▶ _What you have to do_: For every line in the material, print that line exactly.

· · · · ·

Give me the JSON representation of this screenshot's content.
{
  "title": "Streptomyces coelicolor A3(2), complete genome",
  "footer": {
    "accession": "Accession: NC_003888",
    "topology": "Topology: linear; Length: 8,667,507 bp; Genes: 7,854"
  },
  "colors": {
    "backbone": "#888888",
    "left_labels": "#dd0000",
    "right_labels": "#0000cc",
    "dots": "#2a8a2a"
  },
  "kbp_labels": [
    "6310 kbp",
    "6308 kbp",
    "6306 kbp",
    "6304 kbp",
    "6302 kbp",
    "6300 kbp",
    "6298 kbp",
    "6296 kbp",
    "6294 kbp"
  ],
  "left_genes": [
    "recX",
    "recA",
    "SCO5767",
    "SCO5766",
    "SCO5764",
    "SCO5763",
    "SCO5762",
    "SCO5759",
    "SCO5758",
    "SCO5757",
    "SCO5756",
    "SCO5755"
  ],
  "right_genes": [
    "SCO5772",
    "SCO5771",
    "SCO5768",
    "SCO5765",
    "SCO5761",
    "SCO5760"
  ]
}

· · · · ·

▶ _Task result_:
Give me the JSON representation of this screenshot's content.
{
  "title": "Streptomyces coelicolor A3(2), complete genome",
  "footer": {
    "accession": "Accession: NC_003888",
    "topology": "Topology: linear; Length: 8,667,507 bp; Genes: 7,854"
  },
  "colors": {
    "backbone": "#888888",
    "left_labels": "#dd0000",
    "right_labels": "#0000cc",
    "dots": "#2a8a2a"
  },
  "kbp_labels": [
    "6310 kbp",
    "6308 kbp",
    "6306 kbp",
    "6304 kbp",
    "6302 kbp",
    "6300 kbp",
    "6298 kbp",
    "6296 kbp",
    "6294 kbp"
  ],
  "left_genes": [
    "recX",
    "recA",
    "SCO5767",
    "SCO5766",
    "SCO5764",
    "SCO5763",
    "SCO5762",
    "SCO5759",
    "SCO5758",
    "SCO5757",
    "SCO5756",
    "SCO5755"
  ],
  "right_genes": [
    "SCO5772",
    "SCO5771",
    "SCO5768",
    "SCO5765",
    "SCO5761",
    "SCO5760"
  ]
}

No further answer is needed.